*What is being asked*: Gather every line below where "title" appears.

*Material provided*:

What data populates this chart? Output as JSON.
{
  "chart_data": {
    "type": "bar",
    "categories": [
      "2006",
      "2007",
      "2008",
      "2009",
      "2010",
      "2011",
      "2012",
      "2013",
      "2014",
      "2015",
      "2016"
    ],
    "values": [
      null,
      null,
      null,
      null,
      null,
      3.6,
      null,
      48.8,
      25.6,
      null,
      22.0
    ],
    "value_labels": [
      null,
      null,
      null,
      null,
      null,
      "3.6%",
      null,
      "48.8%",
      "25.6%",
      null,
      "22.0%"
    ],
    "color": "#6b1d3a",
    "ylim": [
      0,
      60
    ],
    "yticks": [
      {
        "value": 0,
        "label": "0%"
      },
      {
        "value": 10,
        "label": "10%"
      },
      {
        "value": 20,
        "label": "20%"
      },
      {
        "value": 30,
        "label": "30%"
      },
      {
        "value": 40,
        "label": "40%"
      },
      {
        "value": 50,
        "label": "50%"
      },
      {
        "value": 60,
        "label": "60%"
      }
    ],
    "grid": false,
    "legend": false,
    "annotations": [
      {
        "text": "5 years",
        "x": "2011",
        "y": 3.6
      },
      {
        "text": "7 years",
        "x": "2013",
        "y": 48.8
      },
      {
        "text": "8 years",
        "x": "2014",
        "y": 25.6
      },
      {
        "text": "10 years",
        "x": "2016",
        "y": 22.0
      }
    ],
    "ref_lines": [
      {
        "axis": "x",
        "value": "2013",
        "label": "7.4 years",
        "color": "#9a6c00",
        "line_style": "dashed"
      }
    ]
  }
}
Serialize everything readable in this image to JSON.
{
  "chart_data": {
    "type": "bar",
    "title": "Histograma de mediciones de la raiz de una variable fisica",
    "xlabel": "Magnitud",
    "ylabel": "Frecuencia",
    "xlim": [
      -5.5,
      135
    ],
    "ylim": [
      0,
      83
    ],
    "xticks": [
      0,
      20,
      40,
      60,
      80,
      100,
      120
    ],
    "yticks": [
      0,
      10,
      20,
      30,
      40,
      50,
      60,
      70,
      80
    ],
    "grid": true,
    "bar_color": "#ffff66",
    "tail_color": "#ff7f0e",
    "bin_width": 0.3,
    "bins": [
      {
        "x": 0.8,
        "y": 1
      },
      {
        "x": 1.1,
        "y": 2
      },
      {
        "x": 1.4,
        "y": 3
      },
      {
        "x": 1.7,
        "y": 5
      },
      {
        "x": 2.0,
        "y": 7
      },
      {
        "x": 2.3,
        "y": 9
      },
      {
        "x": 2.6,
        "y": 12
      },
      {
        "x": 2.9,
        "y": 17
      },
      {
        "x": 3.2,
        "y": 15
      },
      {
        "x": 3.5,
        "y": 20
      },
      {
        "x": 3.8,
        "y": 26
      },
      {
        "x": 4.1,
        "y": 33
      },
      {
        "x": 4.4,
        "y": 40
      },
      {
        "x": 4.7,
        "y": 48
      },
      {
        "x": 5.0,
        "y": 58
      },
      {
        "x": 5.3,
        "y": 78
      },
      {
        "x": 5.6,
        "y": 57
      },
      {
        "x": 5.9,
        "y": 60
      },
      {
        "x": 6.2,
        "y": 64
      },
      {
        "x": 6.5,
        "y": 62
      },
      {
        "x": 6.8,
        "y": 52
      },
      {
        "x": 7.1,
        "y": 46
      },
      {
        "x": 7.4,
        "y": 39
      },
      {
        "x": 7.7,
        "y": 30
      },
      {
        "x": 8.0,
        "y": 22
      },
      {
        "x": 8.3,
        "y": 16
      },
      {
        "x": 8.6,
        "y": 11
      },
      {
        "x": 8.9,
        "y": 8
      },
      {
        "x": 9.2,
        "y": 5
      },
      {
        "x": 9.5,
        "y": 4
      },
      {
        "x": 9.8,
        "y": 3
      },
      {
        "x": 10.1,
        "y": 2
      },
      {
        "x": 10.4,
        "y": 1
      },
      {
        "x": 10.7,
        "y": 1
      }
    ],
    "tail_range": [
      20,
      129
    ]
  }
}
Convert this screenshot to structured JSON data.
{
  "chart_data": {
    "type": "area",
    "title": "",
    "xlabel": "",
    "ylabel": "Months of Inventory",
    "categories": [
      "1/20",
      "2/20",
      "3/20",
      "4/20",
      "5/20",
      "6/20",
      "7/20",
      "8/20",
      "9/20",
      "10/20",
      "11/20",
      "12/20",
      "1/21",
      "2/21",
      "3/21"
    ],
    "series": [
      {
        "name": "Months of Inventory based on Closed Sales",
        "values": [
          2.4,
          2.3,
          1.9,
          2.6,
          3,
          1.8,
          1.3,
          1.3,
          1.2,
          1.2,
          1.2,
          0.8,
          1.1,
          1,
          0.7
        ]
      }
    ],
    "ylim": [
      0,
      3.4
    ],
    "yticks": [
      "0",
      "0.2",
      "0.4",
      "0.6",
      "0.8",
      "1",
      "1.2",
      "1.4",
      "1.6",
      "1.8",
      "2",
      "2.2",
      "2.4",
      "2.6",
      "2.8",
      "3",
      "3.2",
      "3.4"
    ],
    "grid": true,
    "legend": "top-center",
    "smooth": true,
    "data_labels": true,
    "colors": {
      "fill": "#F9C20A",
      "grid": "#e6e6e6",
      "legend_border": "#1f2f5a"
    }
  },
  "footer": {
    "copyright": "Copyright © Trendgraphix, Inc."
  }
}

*Finished task*:
    "title": "Histograma de mediciones de la raiz de una variable fisica",
    "title": "",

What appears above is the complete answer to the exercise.